WHAT THE TASK REQUIRES
Where the string "position" occurs in the material below, report the whole line.

RECORDS SUPPLIED
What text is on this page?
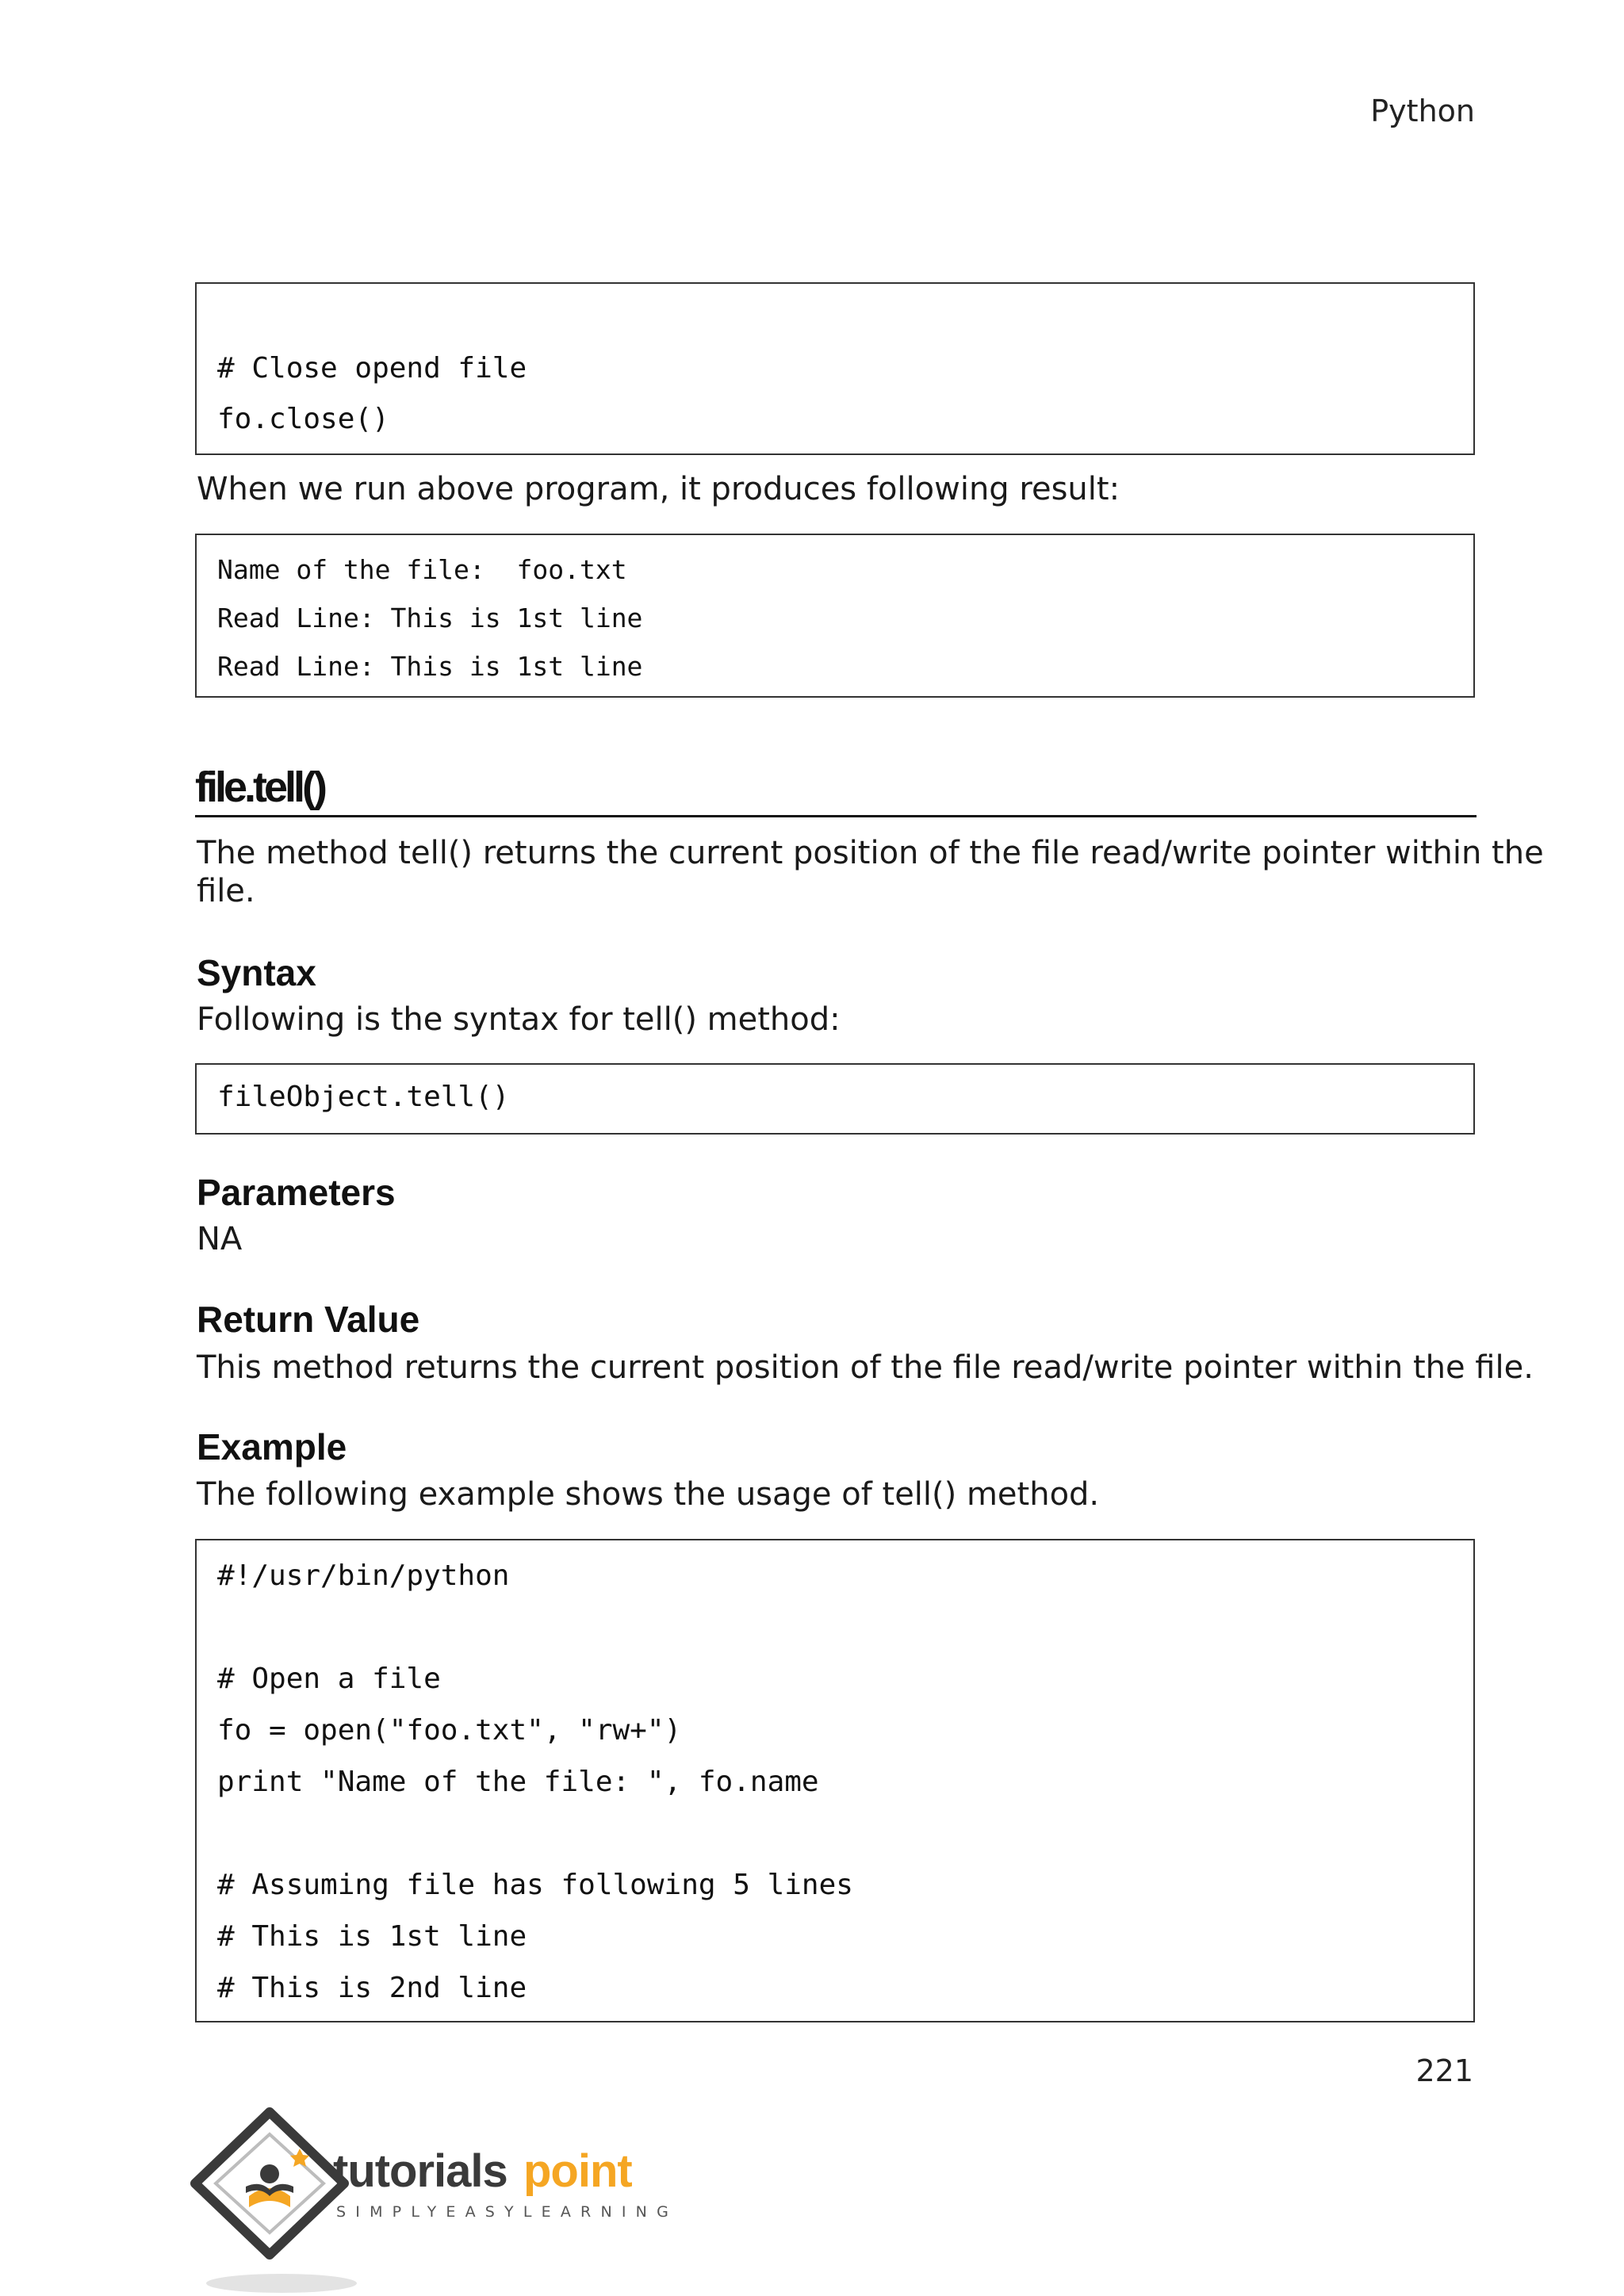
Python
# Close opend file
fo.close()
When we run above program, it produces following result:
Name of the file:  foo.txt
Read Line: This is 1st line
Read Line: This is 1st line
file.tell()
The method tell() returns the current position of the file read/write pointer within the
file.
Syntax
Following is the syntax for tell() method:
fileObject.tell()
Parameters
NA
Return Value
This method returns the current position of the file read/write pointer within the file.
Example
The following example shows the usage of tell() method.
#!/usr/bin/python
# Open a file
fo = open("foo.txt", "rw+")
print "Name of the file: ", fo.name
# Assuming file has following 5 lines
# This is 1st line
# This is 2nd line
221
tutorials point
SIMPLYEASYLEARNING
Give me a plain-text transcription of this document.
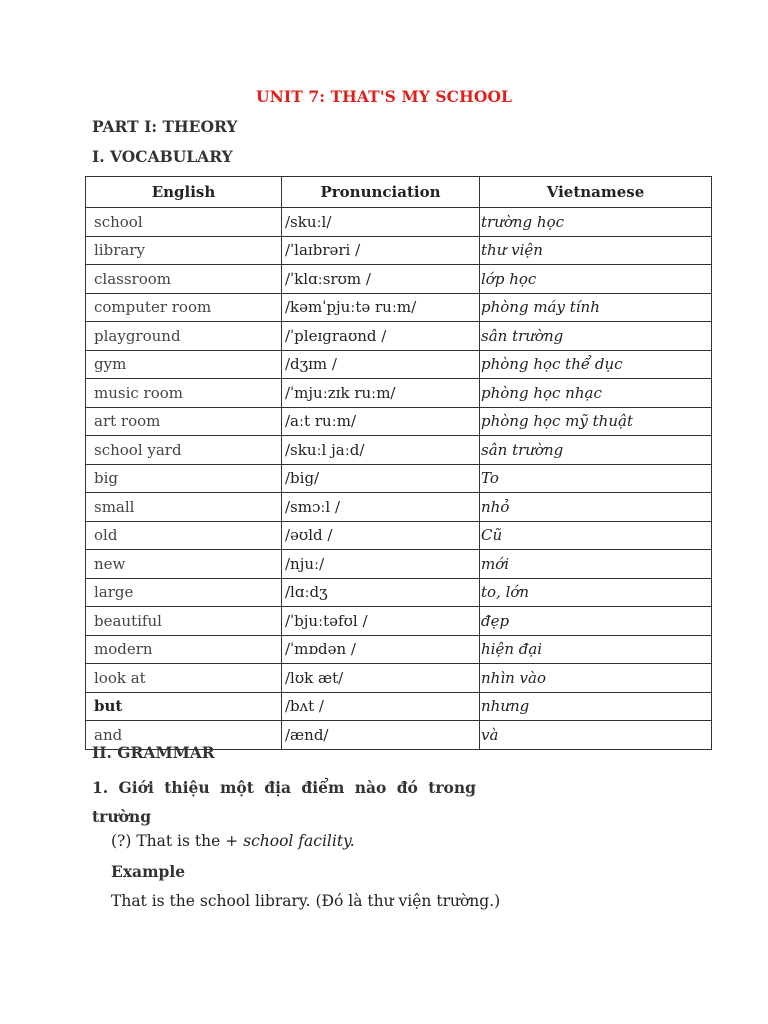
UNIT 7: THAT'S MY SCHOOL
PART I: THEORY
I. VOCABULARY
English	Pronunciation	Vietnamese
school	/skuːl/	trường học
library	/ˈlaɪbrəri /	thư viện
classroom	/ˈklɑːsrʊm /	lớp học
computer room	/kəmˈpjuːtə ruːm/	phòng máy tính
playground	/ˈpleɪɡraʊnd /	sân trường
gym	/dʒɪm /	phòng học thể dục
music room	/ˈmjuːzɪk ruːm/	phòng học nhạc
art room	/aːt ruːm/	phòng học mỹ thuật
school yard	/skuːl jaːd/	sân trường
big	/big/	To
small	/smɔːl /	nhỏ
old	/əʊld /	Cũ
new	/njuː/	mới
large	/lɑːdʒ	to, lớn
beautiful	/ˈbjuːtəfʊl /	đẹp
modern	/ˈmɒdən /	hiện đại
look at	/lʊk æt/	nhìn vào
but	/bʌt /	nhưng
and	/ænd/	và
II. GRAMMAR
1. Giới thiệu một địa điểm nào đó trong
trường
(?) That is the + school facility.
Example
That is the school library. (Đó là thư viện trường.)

RESULT OF THIS TASK
The method tell() returns the current position of the file read/write pointer within the
This method returns the current position of the file read/write pointer within the file.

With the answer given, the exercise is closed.